Problem requirements:
The records that follow need to be output exactly as they are.

------------------------------------------------

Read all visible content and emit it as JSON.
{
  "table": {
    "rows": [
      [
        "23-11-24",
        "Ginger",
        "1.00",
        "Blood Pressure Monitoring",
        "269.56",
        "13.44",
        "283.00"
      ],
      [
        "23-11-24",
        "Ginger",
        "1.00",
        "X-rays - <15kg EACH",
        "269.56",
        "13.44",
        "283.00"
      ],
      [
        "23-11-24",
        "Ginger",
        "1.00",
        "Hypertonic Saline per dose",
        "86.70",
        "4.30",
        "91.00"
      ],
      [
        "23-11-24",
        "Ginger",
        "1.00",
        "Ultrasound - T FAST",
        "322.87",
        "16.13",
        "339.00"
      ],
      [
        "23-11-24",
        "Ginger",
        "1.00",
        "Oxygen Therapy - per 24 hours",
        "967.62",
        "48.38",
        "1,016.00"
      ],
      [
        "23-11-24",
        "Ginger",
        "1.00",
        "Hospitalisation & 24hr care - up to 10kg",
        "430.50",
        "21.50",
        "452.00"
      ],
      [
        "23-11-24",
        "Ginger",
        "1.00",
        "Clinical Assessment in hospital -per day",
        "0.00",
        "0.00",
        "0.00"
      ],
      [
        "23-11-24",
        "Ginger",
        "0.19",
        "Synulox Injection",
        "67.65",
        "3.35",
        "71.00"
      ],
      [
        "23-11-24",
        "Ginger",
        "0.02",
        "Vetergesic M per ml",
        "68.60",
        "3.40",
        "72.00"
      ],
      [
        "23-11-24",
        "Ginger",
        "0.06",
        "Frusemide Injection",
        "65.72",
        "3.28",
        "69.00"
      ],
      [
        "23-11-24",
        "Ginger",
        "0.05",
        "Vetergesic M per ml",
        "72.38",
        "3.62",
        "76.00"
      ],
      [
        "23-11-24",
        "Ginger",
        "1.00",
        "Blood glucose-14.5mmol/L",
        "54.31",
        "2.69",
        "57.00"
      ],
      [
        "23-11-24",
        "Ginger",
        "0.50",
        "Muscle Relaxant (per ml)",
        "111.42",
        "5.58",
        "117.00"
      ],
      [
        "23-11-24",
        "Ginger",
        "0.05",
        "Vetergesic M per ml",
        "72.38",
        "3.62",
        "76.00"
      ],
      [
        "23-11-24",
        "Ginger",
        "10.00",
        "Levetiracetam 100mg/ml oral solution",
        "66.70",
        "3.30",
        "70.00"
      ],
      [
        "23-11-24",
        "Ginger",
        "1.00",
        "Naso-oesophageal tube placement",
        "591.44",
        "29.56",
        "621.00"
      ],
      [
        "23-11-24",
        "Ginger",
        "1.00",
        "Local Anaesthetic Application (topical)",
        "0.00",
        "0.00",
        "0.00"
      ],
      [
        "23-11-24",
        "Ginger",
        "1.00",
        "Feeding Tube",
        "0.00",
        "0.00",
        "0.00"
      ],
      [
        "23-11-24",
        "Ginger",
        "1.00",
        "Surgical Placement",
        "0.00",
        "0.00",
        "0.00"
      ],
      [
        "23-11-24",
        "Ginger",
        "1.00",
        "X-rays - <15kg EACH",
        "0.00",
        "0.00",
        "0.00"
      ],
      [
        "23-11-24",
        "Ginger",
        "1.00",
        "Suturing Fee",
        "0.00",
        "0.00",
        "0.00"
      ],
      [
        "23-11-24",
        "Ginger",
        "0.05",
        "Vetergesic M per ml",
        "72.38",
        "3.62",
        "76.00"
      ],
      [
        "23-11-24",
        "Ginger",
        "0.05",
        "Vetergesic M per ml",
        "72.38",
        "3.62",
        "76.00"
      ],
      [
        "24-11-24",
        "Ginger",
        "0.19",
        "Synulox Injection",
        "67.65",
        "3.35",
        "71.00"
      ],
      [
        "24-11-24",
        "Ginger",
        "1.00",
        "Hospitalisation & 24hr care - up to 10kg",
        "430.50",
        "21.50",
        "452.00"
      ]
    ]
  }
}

------------------------------------------------

Task solution:
Read all visible content and emit it as JSON.
{
  "table": {
    "rows": [
      [
        "23-11-24",
        "Ginger",
        "1.00",
        "Blood Pressure Monitoring",
        "269.56",
        "13.44",
        "283.00"
      ],
      [
        "23-11-24",
        "Ginger",
        "1.00",
        "X-rays - <15kg EACH",
        "269.56",
        "13.44",
        "283.00"
      ],
      [
        "23-11-24",
        "Ginger",
        "1.00",
        "Hypertonic Saline per dose",
        "86.70",
        "4.30",
        "91.00"
      ],
      [
        "23-11-24",
        "Ginger",
        "1.00",
        "Ultrasound - T FAST",
        "322.87",
        "16.13",
        "339.00"
      ],
      [
        "23-11-24",
        "Ginger",
        "1.00",
        "Oxygen Therapy - per 24 hours",
        "967.62",
        "48.38",
        "1,016.00"
      ],
      [
        "23-11-24",
        "Ginger",
        "1.00",
        "Hospitalisation & 24hr care - up to 10kg",
        "430.50",
        "21.50",
        "452.00"
      ],
      [
        "23-11-24",
        "Ginger",
        "1.00",
        "Clinical Assessment in hospital -per day",
        "0.00",
        "0.00",
        "0.00"
      ],
      [
        "23-11-24",
        "Ginger",
        "0.19",
        "Synulox Injection",
        "67.65",
        "3.35",
        "71.00"
      ],
      [
        "23-11-24",
        "Ginger",
        "0.02",
        "Vetergesic M per ml",
        "68.60",
        "3.40",
        "72.00"
      ],
      [
        "23-11-24",
        "Ginger",
        "0.06",
        "Frusemide Injection",
        "65.72",
        "3.28",
        "69.00"
      ],
      [
        "23-11-24",
        "Ginger",
        "0.05",
        "Vetergesic M per ml",
        "72.38",
        "3.62",
        "76.00"
      ],
      [
        "23-11-24",
        "Ginger",
        "1.00",
        "Blood glucose-14.5mmol/L",
        "54.31",
        "2.69",
        "57.00"
      ],
      [
        "23-11-24",
        "Ginger",
        "0.50",
        "Muscle Relaxant (per ml)",
        "111.42",
        "5.58",
        "117.00"
      ],
      [
        "23-11-24",
        "Ginger",
        "0.05",
        "Vetergesic M per ml",
        "72.38",
        "3.62",
        "76.00"
      ],
      [
        "23-11-24",
        "Ginger",
        "10.00",
        "Levetiracetam 100mg/ml oral solution",
        "66.70",
        "3.30",
        "70.00"
      ],
      [
        "23-11-24",
        "Ginger",
        "1.00",
        "Naso-oesophageal tube placement",
        "591.44",
        "29.56",
        "621.00"
      ],
      [
        "23-11-24",
        "Ginger",
        "1.00",
        "Local Anaesthetic Application (topical)",
        "0.00",
        "0.00",
        "0.00"
      ],
      [
        "23-11-24",
        "Ginger",
        "1.00",
        "Feeding Tube",
        "0.00",
        "0.00",
        "0.00"
      ],
      [
        "23-11-24",
        "Ginger",
        "1.00",
        "Surgical Placement",
        "0.00",
        "0.00",
        "0.00"
      ],
      [
        "23-11-24",
        "Ginger",
        "1.00",
        "X-rays - <15kg EACH",
        "0.00",
        "0.00",
        "0.00"
      ],
      [
        "23-11-24",
        "Ginger",
        "1.00",
        "Suturing Fee",
        "0.00",
        "0.00",
        "0.00"
      ],
      [
        "23-11-24",
        "Ginger",
        "0.05",
        "Vetergesic M per ml",
        "72.38",
        "3.62",
        "76.00"
      ],
      [
        "23-11-24",
        "Ginger",
        "0.05",
        "Vetergesic M per ml",
        "72.38",
        "3.62",
        "76.00"
      ],
      [
        "24-11-24",
        "Ginger",
        "0.19",
        "Synulox Injection",
        "67.65",
        "3.35",
        "71.00"
      ],
      [
        "24-11-24",
        "Ginger",
        "1.00",
        "Hospitalisation & 24hr care - up to 10kg",
        "430.50",
        "21.50",
        "452.00"
      ]
    ]
  }
}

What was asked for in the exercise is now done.